[Lines of data]
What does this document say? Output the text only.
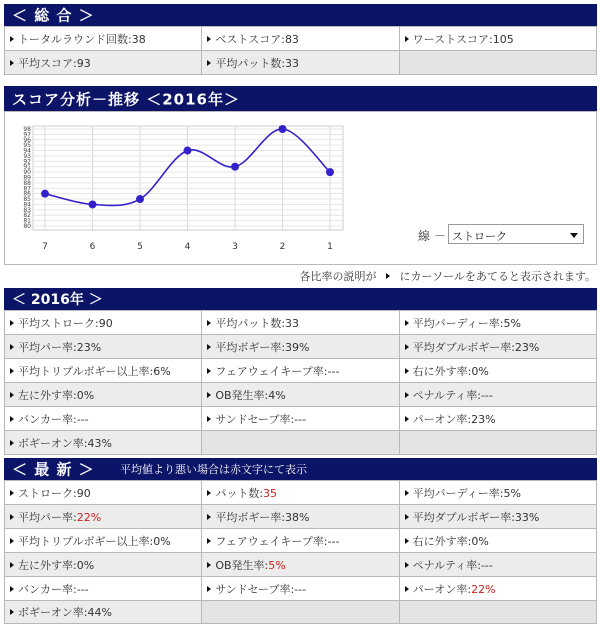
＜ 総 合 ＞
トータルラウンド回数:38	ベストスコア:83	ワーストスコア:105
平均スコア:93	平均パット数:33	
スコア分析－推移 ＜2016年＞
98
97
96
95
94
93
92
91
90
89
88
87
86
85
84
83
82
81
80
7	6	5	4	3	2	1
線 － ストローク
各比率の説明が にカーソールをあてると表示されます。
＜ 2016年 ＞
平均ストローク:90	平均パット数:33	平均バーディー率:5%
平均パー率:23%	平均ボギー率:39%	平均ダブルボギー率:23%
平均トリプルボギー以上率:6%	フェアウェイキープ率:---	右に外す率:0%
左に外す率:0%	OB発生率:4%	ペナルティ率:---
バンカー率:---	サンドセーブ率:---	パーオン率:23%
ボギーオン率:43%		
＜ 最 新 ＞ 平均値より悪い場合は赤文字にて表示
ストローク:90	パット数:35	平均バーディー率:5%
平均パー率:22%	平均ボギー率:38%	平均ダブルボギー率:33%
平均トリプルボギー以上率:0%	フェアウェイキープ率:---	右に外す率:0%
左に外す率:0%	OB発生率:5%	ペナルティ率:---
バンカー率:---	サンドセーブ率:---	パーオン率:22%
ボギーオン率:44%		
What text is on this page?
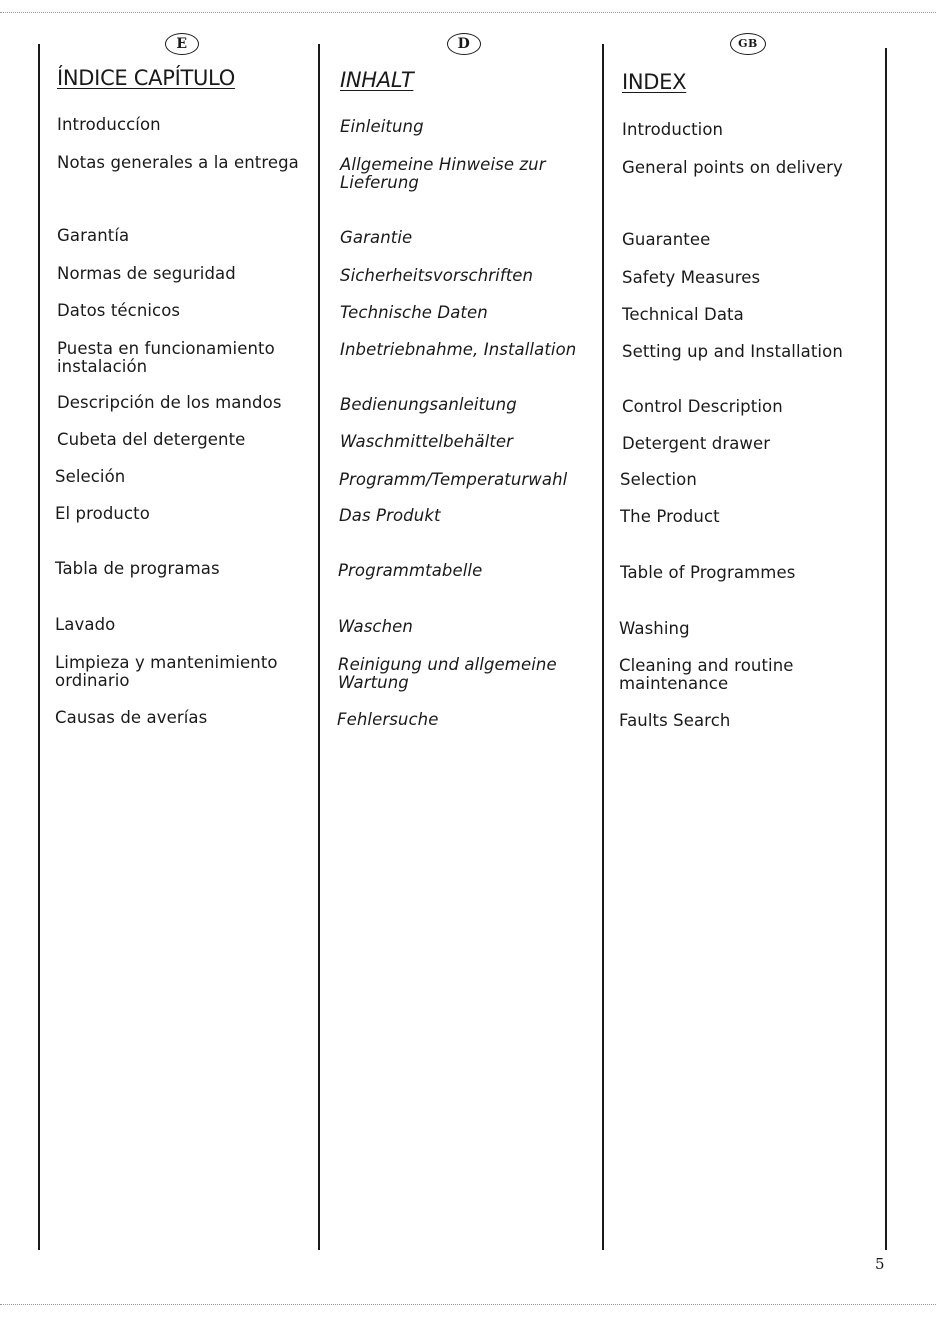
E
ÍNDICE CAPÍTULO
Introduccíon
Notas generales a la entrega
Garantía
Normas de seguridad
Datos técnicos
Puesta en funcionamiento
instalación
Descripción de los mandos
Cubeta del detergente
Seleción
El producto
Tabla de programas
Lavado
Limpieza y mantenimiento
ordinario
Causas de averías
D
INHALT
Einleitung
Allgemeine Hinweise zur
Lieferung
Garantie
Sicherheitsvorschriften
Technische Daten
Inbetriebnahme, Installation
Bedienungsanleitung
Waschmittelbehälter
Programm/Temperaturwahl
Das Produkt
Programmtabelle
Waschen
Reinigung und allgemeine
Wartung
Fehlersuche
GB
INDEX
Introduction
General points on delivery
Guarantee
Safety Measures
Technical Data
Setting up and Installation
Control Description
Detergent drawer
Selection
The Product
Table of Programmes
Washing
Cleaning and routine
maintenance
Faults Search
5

Stated goal –
Using the records above, extract exactly and only the lines from the one with "What text is on this page?" through the final line, inclusive, leaving out pictures.

Result for this task –
What text is on this page?
E
ÍNDICE CAPÍTULO
Introduccíon
Notas generales a la entrega
Garantía
Normas de seguridad
Datos técnicos
Puesta en funcionamiento
instalación
Descripción de los mandos
Cubeta del detergente
Seleción
El producto
Tabla de programas
Lavado
Limpieza y mantenimiento
ordinario
Causas de averías
D
INHALT
Einleitung
Allgemeine Hinweise zur
Lieferung
Garantie
Sicherheitsvorschriften
Technische Daten
Inbetriebnahme, Installation
Bedienungsanleitung
Waschmittelbehälter
Programm/Temperaturwahl
Das Produkt
Programmtabelle
Waschen
Reinigung und allgemeine
Wartung
Fehlersuche
GB
INDEX
Introduction
General points on delivery
Guarantee
Safety Measures
Technical Data
Setting up and Installation
Control Description
Detergent drawer
Selection
The Product
Table of Programmes
Washing
Cleaning and routine
maintenance
Faults Search
5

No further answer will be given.